■ VORGEGEBENER TEXT
____________
Die durch die Wasserkraftnutzung bedingte morphologische Veränderung des Flusswasserkörpers hat zur Entwicklung neuer, ökologisch wertvoller Biotope und Habitate geführt. Viele Stauräume haben sich zu anerkannten und durch internationale Regelungen (Natura 2000, FFH, Ramsar-Konvention) geschützten Rückzugsgebieten bedrohter Tierarten entwickelt.

Wasserkraft und Umweltschutz lassen sich nicht nur in ausgewogener Weise in Übereinstimmung bringen – Wasserkraftnutzung ist Klima- und Umweltschutz. Das gilt ebenfalls für Neuanlagen insbesondere an vorhandenen und neuen Querbauwerken, die ursprünglich für andere Ziele z.B. zur Flusssanierung oder als Speicher konzipiert waren.

Im Hinblick auf Klimaschutz und Klimafolgenanpassung kommen noch weitere Funktionen im Falle von Dürren und Wasserknappheit sowie bei Extremereignissen hinzu. Die Verfügbarkeit von Trink- und Brauchwasser oder Wasser für die landwirtschaftliche Nutzung wird durch Querbauwerke erhöht und diese tragen so insgesamt zu einer Verbesserung der Wasserverfügbarkeit bei. In den Stauräumen haben sich sekundäre Auen und Feuchtgebiete entwickelt, die ebenso vor Austrocknung geschützt sind und für einen Rückhalt sorgen. Des Weiteren bilden sie in Dürre- und Niedrigwasserzeiten wichtige Rückzugshabitate für Fische, Wasserinsekten und Muscheln und können zur Niedrigwasseraufbesserung bei extremer Trockenheit dienen. Bei vielen Wasserkraftwerken sind zudem der Hochwasserschutz und die sichere Hochwasserabfuhr ein elementarer Bestandteil des Anlagenkonzepts. Die Wasserkraftbranche hat hier zeitnah die Anlagen auf den Stand der Technik gebracht, so dass Wehre, Dämme und Deiche auf einem hohen Sicherheitsgrad gegen Extremhochwasser ausgebaut, betrieben und naturnah unterhalten werden.
____________
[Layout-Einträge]

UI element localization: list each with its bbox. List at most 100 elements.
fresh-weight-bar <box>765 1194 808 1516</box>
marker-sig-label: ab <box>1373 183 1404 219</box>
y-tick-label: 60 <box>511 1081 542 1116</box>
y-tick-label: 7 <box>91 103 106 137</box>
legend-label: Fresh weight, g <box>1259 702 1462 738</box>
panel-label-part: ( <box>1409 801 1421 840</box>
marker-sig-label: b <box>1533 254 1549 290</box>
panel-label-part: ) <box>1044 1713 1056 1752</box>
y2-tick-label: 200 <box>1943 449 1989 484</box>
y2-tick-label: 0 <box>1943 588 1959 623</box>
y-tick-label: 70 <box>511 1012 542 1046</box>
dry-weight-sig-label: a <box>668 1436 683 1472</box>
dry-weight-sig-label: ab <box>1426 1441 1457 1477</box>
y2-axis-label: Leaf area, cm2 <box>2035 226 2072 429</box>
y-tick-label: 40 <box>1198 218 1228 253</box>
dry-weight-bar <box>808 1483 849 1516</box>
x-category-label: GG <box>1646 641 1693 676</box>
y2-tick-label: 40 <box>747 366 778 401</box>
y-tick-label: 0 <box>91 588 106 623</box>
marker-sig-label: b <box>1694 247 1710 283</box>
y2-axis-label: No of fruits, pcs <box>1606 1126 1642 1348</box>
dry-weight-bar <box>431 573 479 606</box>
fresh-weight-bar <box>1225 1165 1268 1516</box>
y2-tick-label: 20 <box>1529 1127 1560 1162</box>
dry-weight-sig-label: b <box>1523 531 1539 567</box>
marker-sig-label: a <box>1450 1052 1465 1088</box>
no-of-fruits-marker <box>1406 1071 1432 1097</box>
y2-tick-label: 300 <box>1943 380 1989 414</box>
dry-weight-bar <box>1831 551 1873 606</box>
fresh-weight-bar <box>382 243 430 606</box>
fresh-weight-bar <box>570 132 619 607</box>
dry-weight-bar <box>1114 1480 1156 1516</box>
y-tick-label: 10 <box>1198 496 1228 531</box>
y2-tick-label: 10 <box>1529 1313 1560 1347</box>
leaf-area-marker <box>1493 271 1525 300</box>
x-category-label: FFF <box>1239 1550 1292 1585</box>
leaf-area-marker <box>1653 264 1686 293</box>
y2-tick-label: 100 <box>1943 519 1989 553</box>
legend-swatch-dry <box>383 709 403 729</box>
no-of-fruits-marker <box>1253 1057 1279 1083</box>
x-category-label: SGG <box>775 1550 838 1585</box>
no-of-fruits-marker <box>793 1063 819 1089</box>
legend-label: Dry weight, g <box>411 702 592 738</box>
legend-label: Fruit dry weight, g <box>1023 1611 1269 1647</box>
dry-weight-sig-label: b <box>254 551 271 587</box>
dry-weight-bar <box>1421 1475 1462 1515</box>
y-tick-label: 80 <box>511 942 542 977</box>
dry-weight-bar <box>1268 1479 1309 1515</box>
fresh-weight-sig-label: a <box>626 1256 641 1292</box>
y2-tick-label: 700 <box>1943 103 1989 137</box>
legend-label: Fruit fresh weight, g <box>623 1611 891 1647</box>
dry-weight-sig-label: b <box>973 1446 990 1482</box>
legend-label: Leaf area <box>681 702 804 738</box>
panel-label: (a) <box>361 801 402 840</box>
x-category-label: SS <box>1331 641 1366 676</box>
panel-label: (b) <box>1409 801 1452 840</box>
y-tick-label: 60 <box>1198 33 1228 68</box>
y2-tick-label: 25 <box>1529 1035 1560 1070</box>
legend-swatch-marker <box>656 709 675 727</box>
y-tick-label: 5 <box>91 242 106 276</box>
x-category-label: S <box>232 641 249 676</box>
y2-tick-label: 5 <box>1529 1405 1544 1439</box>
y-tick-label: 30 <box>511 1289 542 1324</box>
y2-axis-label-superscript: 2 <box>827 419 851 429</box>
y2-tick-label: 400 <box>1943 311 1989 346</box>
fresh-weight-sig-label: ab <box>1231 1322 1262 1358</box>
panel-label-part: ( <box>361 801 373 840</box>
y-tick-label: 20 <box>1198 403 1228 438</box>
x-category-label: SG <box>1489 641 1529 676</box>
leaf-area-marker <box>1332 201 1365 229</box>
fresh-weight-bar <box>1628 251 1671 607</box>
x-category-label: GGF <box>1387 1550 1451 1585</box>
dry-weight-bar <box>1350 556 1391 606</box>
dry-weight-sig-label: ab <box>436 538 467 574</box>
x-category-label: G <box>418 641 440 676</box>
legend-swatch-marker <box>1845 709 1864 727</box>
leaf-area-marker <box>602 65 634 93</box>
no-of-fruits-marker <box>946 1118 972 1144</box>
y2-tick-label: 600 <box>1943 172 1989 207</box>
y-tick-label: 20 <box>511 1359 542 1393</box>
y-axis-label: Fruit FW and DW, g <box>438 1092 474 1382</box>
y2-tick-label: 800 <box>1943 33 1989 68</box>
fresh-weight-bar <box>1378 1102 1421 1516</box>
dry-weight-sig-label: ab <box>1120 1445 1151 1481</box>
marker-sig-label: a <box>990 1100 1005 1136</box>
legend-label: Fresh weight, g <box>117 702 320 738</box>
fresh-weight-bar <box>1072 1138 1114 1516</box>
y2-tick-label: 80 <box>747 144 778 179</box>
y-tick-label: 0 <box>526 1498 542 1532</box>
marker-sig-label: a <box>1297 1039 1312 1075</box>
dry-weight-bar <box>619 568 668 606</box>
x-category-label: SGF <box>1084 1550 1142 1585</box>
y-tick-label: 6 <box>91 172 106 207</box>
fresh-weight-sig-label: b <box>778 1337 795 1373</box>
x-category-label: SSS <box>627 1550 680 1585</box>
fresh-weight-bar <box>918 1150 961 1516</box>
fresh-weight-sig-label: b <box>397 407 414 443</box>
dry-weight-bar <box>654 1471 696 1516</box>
____________
■ AUFGABENSTELLUNG
Erklären Sie anhand des Textes zur Wasserkraft in ein bis drei Sätzen, wodurch Wehre, Dämme und Deiche einen hohen Sicherheitsgrad gegen Extremhochwasser erreicht haben. Die Einträge werden nicht gebraucht.

■ SCHRIFTLICHE LÖSUNG
Die Wasserkraftbranche hat die Anlagen zeitnah auf den Stand der Technik gebracht. Deshalb werden Wehre, Dämme und Deiche auf einem hohen Sicherheitsgrad gegen Extremhochwasser ausgebaut, betrieben und naturnah unterhalten.